[Reading text]:
## BEGIN
Get dressed, get changed,
you look like a crazy lady.
Dad, don't, please.
No drinking. No drugs.
- No hands.
- You got it.
I don't know, Peter. I...
No, we're going. It's in the contract.
- What are you doing? Give me this.
- No.
What? No. Give that back.
I'm keeping it. I like your hair down.
You look pretty.
I'll prove it to you.
- See?
- Fine.
But you can't lose it.
That's my favorite scrunchie.
Deal. Give me your phone.
- Why?
- Would you trust me?
Alright, you need to make this
your new background.
- What's your new background?
- Come on. You know I already got it.
Leggo.
- Wait, maybe I should just...
- Come on!
Pete!
I never miss.
I told you I never miss, man.
Welcome to my party.
It's gorgeous. This your new pad?
It's my parents' pad,
but I'll take credit.
- I'm gonna get you a drink. You want some?
- Cool, yeah. I got you.
Hey, Lara Jean.
Come sit with us.
Sit with them.
Sit with them.
Nice talk.
So... Dish.
What's up with you and Kavinsky?
Oh, no. Don't push her. She's shy!
- What do you wanna know?
- Everything. When? How?
How far? H on B?
H on C?
H up and down on P? T on C?
Sorry, what are we talking about again?
You know, forget it.
Clearly they haven't done anything.
How would you know?
Because I know Peter,
and I know Lara Jean.
I'm gonna get a refill.
Um... can I get you anything?
Like a juice box or chocolate milk.
Peter's going to get me a drink,
but thank you so much for offering.
Ooh. What's up, babe?
Hi.
Why is beer so vinegary?
Oh... It's not.
Kombucha is, though.
I'm driving, remember?
You drink kombucha?
Yeah, it's good for your digestion.
Here. Take a selfie.
Alright. You do it.
Hey. Boo!
Hey.
Hey. I didn't know you came.
Well, here I am.
So you're with Kavinsky, huh?
Guess those letters worked.
- Yeah, but you gotta keep it a secret.
- Your filthy secret's safe with me.
What's that?
Whoa. Hey, occupied.
Lara Jean Covey, really?
What do you care?
Aw, this is so cute! Is this hers?
Come on.
How do I look?
You look good, Gen. You always look good.
Come on, give it back.
No, I'm going to keep it for a while, 'k?
Don't worry, I won't tell.
Go on, try it.
Not gonna lie to you, that sounds nasty.
Bottoms up.
Hey. Do you want to get out of here,
go grab some food?
- Oh no, go ahead. Go, go.
- Okay.
- See you later.
- Bye.
See ya.
## END
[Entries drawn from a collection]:
## BEGIN
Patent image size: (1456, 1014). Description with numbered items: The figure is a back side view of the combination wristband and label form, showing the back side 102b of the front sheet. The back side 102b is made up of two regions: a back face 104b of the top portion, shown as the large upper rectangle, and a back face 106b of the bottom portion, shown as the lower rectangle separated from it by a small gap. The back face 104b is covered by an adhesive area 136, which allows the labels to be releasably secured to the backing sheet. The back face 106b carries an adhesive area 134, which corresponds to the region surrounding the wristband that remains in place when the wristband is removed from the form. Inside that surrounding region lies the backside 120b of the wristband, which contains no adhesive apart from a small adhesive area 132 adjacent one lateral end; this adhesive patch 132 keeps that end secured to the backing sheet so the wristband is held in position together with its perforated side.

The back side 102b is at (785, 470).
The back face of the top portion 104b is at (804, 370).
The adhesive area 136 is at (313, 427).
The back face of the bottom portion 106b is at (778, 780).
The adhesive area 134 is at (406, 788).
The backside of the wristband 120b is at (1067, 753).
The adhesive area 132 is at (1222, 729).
## END
In the party dialogue, what does the speaker who drinks kombucha say it is good for? Rely only on the dialogue itself.

Digestion.